WORK INSTRUCTIONS:
Please give the data below again in full, exactly as it stands.

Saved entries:
###

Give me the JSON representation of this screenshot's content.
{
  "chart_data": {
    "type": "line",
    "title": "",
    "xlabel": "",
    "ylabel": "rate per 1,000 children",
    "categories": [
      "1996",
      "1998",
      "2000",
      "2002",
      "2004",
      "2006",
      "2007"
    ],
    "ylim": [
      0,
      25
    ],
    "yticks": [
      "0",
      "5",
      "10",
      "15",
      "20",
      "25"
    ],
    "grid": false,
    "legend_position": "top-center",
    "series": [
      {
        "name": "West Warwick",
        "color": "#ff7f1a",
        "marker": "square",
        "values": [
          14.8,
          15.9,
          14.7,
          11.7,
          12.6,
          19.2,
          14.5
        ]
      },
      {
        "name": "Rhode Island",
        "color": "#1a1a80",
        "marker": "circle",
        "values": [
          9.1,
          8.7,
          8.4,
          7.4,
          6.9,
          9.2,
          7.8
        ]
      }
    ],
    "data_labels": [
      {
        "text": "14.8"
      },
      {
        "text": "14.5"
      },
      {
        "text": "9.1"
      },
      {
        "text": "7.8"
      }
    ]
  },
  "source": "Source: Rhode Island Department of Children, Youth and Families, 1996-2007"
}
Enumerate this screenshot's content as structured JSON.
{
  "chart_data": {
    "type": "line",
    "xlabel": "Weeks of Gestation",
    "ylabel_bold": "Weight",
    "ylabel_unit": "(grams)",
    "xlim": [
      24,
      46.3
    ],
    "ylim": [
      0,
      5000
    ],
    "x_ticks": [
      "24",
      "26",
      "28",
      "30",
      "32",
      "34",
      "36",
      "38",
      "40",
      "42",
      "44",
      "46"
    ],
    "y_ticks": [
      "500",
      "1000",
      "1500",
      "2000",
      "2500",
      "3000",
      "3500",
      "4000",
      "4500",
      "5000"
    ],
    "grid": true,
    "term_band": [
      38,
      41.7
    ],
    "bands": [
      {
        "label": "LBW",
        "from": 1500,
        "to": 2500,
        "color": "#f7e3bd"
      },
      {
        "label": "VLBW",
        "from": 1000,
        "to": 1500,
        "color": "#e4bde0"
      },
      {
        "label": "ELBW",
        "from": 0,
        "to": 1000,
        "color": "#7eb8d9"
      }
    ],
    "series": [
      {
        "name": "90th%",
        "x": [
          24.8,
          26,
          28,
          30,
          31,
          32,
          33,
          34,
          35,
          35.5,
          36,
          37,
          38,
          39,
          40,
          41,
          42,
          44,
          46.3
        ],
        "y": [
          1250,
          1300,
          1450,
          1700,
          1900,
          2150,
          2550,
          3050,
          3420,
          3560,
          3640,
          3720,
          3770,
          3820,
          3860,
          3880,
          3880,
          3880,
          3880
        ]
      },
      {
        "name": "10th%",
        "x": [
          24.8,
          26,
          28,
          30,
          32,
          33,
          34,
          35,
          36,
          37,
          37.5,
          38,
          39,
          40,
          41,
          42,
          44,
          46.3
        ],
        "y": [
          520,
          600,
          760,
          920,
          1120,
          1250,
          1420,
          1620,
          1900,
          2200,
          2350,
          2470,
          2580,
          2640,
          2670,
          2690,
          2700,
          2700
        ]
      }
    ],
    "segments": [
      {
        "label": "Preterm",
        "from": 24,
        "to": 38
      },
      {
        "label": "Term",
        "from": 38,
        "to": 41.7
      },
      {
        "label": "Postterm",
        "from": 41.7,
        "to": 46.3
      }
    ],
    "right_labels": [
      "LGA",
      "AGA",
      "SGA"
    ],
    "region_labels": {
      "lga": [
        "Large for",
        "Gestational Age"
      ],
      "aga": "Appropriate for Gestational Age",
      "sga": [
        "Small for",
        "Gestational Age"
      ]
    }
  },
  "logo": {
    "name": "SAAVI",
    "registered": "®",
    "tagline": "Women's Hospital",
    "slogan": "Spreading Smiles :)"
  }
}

###

CORRECT ANSWER:
Give me the JSON representation of this screenshot's content.
{
  "chart_data": {
    "type": "line",
    "title": "",
    "xlabel": "",
    "ylabel": "rate per 1,000 children",
    "categories": [
      "1996",
      "1998",
      "2000",
      "2002",
      "2004",
      "2006",
      "2007"
    ],
    "ylim": [
      0,
      25
    ],
    "yticks": [
      "0",
      "5",
      "10",
      "15",
      "20",
      "25"
    ],
    "grid": false,
    "legend_position": "top-center",
    "series": [
      {
        "name": "West Warwick",
        "color": "#ff7f1a",
        "marker": "square",
        "values": [
          14.8,
          15.9,
          14.7,
          11.7,
          12.6,
          19.2,
          14.5
        ]
      },
      {
        "name": "Rhode Island",
        "color": "#1a1a80",
        "marker": "circle",
        "values": [
          9.1,
          8.7,
          8.4,
          7.4,
          6.9,
          9.2,
          7.8
        ]
      }
    ],
    "data_labels": [
      {
        "text": "14.8"
      },
      {
        "text": "14.5"
      },
      {
        "text": "9.1"
      },
      {
        "text": "7.8"
      }
    ]
  },
  "source": "Source: Rhode Island Department of Children, Youth and Families, 1996-2007"
}
Enumerate this screenshot's content as structured JSON.
{
  "chart_data": {
    "type": "line",
    "xlabel": "Weeks of Gestation",
    "ylabel_bold": "Weight",
    "ylabel_unit": "(grams)",
    "xlim": [
      24,
      46.3
    ],
    "ylim": [
      0,
      5000
    ],
    "x_ticks": [
      "24",
      "26",
      "28",
      "30",
      "32",
      "34",
      "36",
      "38",
      "40",
      "42",
      "44",
      "46"
    ],
    "y_ticks": [
      "500",
      "1000",
      "1500",
      "2000",
      "2500",
      "3000",
      "3500",
      "4000",
      "4500",
      "5000"
    ],
    "grid": true,
    "term_band": [
      38,
      41.7
    ],
    "bands": [
      {
        "label": "LBW",
        "from": 1500,
        "to": 2500,
        "color": "#f7e3bd"
      },
      {
        "label": "VLBW",
        "from": 1000,
        "to": 1500,
        "color": "#e4bde0"
      },
      {
        "label": "ELBW",
        "from": 0,
        "to": 1000,
        "color": "#7eb8d9"
      }
    ],
    "series": [
      {
        "name": "90th%",
        "x": [
          24.8,
          26,
          28,
          30,
          31,
          32,
          33,
          34,
          35,
          35.5,
          36,
          37,
          38,
          39,
          40,
          41,
          42,
          44,
          46.3
        ],
        "y": [
          1250,
          1300,
          1450,
          1700,
          1900,
          2150,
          2550,
          3050,
          3420,
          3560,
          3640,
          3720,
          3770,
          3820,
          3860,
          3880,
          3880,
          3880,
          3880
        ]
      },
      {
        "name": "10th%",
        "x": [
          24.8,
          26,
          28,
          30,
          32,
          33,
          34,
          35,
          36,
          37,
          37.5,
          38,
          39,
          40,
          41,
          42,
          44,
          46.3
        ],
        "y": [
          520,
          600,
          760,
          920,
          1120,
          1250,
          1420,
          1620,
          1900,
          2200,
          2350,
          2470,
          2580,
          2640,
          2670,
          2690,
          2700,
          2700
        ]
      }
    ],
    "segments": [
      {
        "label": "Preterm",
        "from": 24,
        "to": 38
      },
      {
        "label": "Term",
        "from": 38,
        "to": 41.7
      },
      {
        "label": "Postterm",
        "from": 41.7,
        "to": 46.3
      }
    ],
    "right_labels": [
      "LGA",
      "AGA",
      "SGA"
    ],
    "region_labels": {
      "lga": [
        "Large for",
        "Gestational Age"
      ],
      "aga": "Appropriate for Gestational Age",
      "sga": [
        "Small for",
        "Gestational Age"
      ]
    }
  },
  "logo": {
    "name": "SAAVI",
    "registered": "®",
    "tagline": "Women's Hospital",
    "slogan": "Spreading Smiles :)"
  }
}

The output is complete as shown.